## Tasks for this exercise
1. Which people are named in the vectors and tensors text?
2. Can you retype the vectors and tensors text word for word, from "Then there’s the" to "matrices, and quaternions."?

## Excerpted passage
▼

You’re likely familiar with vectors as arrows on a coordinate grid, where they can represent such things as force and velocity. Tensors are an extension of this idea, and you’re reaping the benefits in a host of different ways every day – whenever you use GPS, your mobile phone or search engine, for example, and whenever you switch on a light, hop on a plane, and even when you walk across a bridge. That’s because vectors and tensors are ways of representing data, whether it’s the links to websites in a search engine, the spatial behaviour of a robot or airplane, the forces in a turbine, the stresses and strains in a bridge, or just about anything you can imagine modelling in space or space-time.
Vectors and tensors are ways of representing data, whether it’s the links to websites in a search engine, the spatial behaviour of a robot or airplane or the forces in a turbine.
Take your mobile phone. For a start, it uses electricity from the grid and wi-fi radio waves, which are brilliantly described in James Clerk Maxwell’s equations of electromagnetism. In fact, Maxwell used his equations to predict the very existence of radio waves, which Heinrich Hertz later produced in the lab, confirming Maxwell’s theory in the process. Today Maxwell’s theory is written using four beautiful vector equations, or two even more compact tensor ones. They show how electric and magnetic fields interact, so they underpin the design of electric generators and motors, computers and phones, and just about all our electromagnetic technology.
Then there’s the way that you can rotate the screen on your phone to either a landscape or portrait view. Rotations are mathematically programmed using vectors (and matrices) – or quaternions, which are more efficient. (The kind of vector we learn in school began life as part of a quaternion – thanks to the pioneering efforts of Irish mathematician William Rowan Hamilton.) Of course, it’s not just mobile phones that rotate: airplanes and spacecraft need to swivel or rotate, and guidance systems are programmed using vectors, matrices, and quaternions.

▲

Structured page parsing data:
▼

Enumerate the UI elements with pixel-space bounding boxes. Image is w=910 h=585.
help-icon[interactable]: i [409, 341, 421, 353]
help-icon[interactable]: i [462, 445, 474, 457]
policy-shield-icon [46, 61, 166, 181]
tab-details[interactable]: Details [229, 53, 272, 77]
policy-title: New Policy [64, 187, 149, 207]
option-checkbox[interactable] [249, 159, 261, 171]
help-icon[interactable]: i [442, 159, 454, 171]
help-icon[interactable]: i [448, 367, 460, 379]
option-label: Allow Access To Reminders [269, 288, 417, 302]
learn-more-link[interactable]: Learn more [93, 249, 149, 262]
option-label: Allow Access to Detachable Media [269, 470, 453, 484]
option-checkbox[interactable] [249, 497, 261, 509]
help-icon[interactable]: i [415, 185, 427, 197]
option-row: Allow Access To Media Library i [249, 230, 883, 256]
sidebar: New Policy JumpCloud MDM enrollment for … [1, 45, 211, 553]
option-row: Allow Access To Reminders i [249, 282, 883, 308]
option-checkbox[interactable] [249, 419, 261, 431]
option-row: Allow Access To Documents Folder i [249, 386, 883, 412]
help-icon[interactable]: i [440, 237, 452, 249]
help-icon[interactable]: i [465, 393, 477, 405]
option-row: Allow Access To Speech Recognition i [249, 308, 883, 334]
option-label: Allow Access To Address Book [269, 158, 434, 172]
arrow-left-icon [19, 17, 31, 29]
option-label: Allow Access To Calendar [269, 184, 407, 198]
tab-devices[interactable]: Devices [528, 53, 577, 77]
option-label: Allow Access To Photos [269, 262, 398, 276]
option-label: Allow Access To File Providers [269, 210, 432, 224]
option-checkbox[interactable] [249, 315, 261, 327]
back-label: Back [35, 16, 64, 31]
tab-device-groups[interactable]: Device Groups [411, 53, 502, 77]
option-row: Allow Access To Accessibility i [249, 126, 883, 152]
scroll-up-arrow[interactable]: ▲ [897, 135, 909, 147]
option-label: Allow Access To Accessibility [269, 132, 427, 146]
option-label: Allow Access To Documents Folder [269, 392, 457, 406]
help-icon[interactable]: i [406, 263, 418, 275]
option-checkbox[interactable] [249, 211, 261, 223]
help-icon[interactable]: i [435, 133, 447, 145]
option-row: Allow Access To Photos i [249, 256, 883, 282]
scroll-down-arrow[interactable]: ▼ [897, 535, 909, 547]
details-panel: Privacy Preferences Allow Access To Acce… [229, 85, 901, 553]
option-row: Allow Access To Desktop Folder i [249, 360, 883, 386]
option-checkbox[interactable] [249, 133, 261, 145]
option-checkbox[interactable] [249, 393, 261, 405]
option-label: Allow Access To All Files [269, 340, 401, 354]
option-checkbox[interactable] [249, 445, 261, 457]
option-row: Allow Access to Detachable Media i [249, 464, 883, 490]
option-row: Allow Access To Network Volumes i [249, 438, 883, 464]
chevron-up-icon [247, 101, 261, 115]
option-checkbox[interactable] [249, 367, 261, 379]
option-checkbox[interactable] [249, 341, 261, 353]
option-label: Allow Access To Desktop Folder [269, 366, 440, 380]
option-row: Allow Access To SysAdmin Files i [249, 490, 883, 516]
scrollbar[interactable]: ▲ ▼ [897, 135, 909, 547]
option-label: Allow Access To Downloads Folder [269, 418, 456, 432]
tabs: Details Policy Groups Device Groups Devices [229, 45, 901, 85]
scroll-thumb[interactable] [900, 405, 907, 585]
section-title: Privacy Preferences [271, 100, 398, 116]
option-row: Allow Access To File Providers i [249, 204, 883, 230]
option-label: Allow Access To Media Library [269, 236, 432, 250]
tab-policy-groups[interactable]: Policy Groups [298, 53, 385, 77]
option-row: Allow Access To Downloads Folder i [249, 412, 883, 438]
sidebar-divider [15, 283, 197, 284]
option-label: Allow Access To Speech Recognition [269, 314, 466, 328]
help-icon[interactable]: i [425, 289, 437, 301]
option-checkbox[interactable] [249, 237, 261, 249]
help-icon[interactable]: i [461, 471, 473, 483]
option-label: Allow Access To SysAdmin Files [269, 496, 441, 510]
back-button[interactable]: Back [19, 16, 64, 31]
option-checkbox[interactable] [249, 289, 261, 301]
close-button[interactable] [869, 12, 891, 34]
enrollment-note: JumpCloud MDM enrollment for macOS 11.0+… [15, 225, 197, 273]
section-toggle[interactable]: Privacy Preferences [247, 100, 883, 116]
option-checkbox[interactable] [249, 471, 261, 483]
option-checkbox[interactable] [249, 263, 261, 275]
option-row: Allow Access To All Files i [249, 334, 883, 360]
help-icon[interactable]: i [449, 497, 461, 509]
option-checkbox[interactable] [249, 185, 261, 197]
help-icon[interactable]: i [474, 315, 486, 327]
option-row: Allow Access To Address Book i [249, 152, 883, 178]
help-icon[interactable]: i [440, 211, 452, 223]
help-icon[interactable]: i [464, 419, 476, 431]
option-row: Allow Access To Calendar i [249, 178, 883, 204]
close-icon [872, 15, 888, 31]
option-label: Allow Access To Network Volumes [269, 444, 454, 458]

▲

## Answers given
1. James Clerk Maxwell, Heinrich Hertz, William Rowan Hamilton

2.
Then there’s the way that you can rotate the screen on your phone to either a landscape or portrait view. Rotations are mathematically programmed using vectors (and matrices) – or quaternions, which are more efficient. (The kind of vector we learn in school began life as part of a quaternion – thanks to the pioneering efforts of Irish mathematician William Rowan Hamilton.) Of course, it’s not just mobile phones that rotate: airplanes and spacecraft need to swivel or rotate, and guidance systems are programmed using vectors, matrices, and quaternions.